____ Given records
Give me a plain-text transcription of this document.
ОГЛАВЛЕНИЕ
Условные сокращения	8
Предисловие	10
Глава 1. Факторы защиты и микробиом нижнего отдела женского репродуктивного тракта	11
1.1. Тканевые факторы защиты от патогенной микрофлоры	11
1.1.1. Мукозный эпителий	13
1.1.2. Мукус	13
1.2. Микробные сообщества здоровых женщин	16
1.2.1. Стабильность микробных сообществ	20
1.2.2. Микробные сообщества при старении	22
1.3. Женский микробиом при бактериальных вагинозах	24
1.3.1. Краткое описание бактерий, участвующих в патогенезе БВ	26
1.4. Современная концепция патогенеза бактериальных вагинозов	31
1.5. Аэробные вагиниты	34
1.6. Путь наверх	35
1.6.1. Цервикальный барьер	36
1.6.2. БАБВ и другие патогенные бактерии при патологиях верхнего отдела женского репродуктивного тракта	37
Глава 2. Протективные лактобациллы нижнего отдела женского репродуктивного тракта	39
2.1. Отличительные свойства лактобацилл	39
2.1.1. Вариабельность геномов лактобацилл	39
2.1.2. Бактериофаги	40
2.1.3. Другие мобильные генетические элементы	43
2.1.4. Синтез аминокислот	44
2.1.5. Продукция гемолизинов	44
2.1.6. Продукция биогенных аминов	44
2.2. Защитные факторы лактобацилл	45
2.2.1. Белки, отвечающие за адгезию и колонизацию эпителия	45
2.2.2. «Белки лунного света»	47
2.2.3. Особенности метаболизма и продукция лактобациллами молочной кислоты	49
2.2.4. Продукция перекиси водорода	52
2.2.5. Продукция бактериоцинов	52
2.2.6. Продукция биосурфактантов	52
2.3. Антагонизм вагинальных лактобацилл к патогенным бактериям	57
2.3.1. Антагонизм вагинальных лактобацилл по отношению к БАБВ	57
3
________
Tally how many lines in the material above hold the word "отдела". Write only that number.

Answer -
3